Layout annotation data
────────────────────
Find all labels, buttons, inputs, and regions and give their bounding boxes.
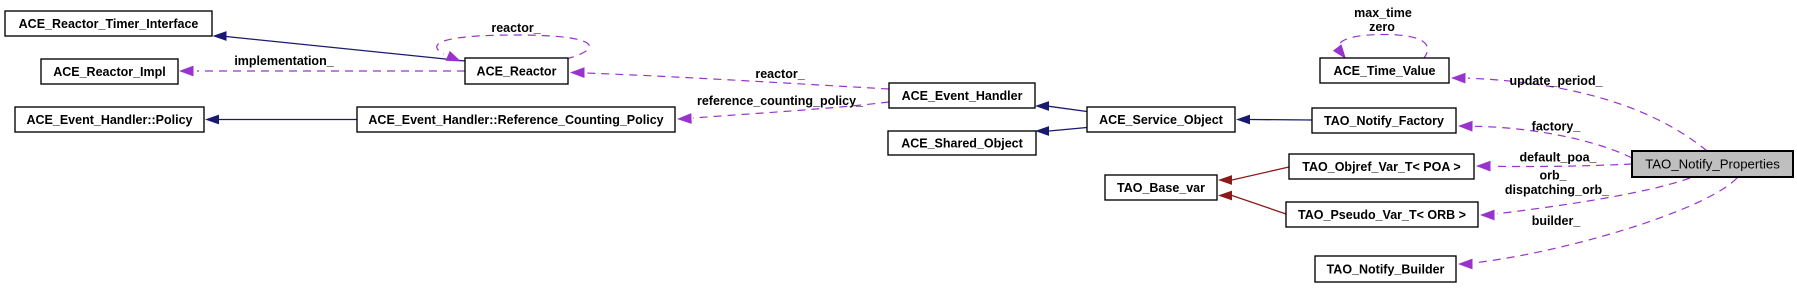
svg-text:update_period_: update_period_ [1509, 74, 1603, 88]
svg-text:TAO_Base_var: TAO_Base_var [1117, 181, 1205, 195]
svg-text:TAO_Notify_Properties: TAO_Notify_Properties [1645, 157, 1780, 172]
svg-text:orb_: orb_ [1539, 169, 1567, 183]
svg-text:TAO_Pseudo_Var_T< ORB >: TAO_Pseudo_Var_T< ORB > [1298, 208, 1466, 222]
svg-text:ACE_Service_Object: ACE_Service_Object [1099, 113, 1224, 127]
svg-text:reactor_: reactor_ [491, 21, 541, 35]
svg-text:zero: zero [1369, 20, 1395, 34]
svg-text:ACE_Reactor_Impl: ACE_Reactor_Impl [53, 65, 166, 79]
svg-text:reactor_: reactor_ [755, 67, 805, 81]
svg-text:TAO_Objref_Var_T< POA >: TAO_Objref_Var_T< POA > [1302, 160, 1460, 174]
svg-text:reference_counting_policy_: reference_counting_policy_ [697, 94, 864, 108]
svg-text:builder_: builder_ [1532, 214, 1582, 228]
svg-text:TAO_Notify_Builder: TAO_Notify_Builder [1327, 263, 1445, 277]
svg-text:implementation_: implementation_ [234, 54, 334, 68]
svg-text:TAO_Notify_Factory: TAO_Notify_Factory [1324, 114, 1444, 128]
svg-text:ACE_Shared_Object: ACE_Shared_Object [901, 137, 1023, 151]
svg-text:ACE_Reactor: ACE_Reactor [477, 65, 557, 79]
svg-text:ACE_Reactor_Timer_Interface: ACE_Reactor_Timer_Interface [19, 17, 199, 31]
svg-text:ACE_Event_Handler: ACE_Event_Handler [902, 89, 1023, 103]
svg-text:ACE_Event_Handler::Policy: ACE_Event_Handler::Policy [26, 113, 192, 127]
svg-text:factory_: factory_ [1532, 120, 1582, 134]
svg-text:default_poa_: default_poa_ [1519, 151, 1597, 165]
svg-text:ACE_Time_Value: ACE_Time_Value [1334, 64, 1436, 78]
svg-text:max_time: max_time [1354, 6, 1412, 20]
svg-text:ACE_Event_Handler::Reference_C: ACE_Event_Handler::Reference_Counting_Po… [368, 113, 663, 127]
svg-text:dispatching_orb_: dispatching_orb_ [1505, 183, 1610, 197]
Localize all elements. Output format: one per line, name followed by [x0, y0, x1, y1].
────────────────────
Copy out every line of the items above word for word, leaving out the pictures.

Find all labels, buttons, inputs, and regions and give their bounding boxes.
svg-text:update_period_: update_period_ [1509, 74, 1603, 88]
svg-text:TAO_Base_var: TAO_Base_var [1117, 181, 1205, 195]
svg-text:TAO_Notify_Properties: TAO_Notify_Properties [1645, 157, 1780, 172]
svg-text:orb_: orb_ [1539, 169, 1567, 183]
svg-text:TAO_Pseudo_Var_T< ORB >: TAO_Pseudo_Var_T< ORB > [1298, 208, 1466, 222]
svg-text:ACE_Service_Object: ACE_Service_Object [1099, 113, 1224, 127]
svg-text:reactor_: reactor_ [491, 21, 541, 35]
svg-text:zero: zero [1369, 20, 1395, 34]
svg-text:ACE_Reactor_Impl: ACE_Reactor_Impl [53, 65, 166, 79]
svg-text:reactor_: reactor_ [755, 67, 805, 81]
svg-text:TAO_Objref_Var_T< POA >: TAO_Objref_Var_T< POA > [1302, 160, 1460, 174]
svg-text:reference_counting_policy_: reference_counting_policy_ [697, 94, 864, 108]
svg-text:builder_: builder_ [1532, 214, 1582, 228]
svg-text:TAO_Notify_Builder: TAO_Notify_Builder [1327, 263, 1445, 277]
svg-text:implementation_: implementation_ [234, 54, 334, 68]
svg-text:TAO_Notify_Factory: TAO_Notify_Factory [1324, 114, 1444, 128]
svg-text:ACE_Shared_Object: ACE_Shared_Object [901, 137, 1023, 151]
svg-text:ACE_Reactor: ACE_Reactor [477, 65, 557, 79]
svg-text:ACE_Reactor_Timer_Interface: ACE_Reactor_Timer_Interface [19, 17, 199, 31]
svg-text:ACE_Event_Handler: ACE_Event_Handler [902, 89, 1023, 103]
svg-text:ACE_Event_Handler::Policy: ACE_Event_Handler::Policy [26, 113, 192, 127]
svg-text:factory_: factory_ [1532, 120, 1582, 134]
svg-text:default_poa_: default_poa_ [1519, 151, 1597, 165]
svg-text:ACE_Time_Value: ACE_Time_Value [1334, 64, 1436, 78]
svg-text:max_time: max_time [1354, 6, 1412, 20]
svg-text:ACE_Event_Handler::Reference_C: ACE_Event_Handler::Reference_Counting_Po… [368, 113, 663, 127]
svg-text:dispatching_orb_: dispatching_orb_ [1505, 183, 1610, 197]
Localize all elements. Output format: one per line, name followed by [x0, y0, x1, y1].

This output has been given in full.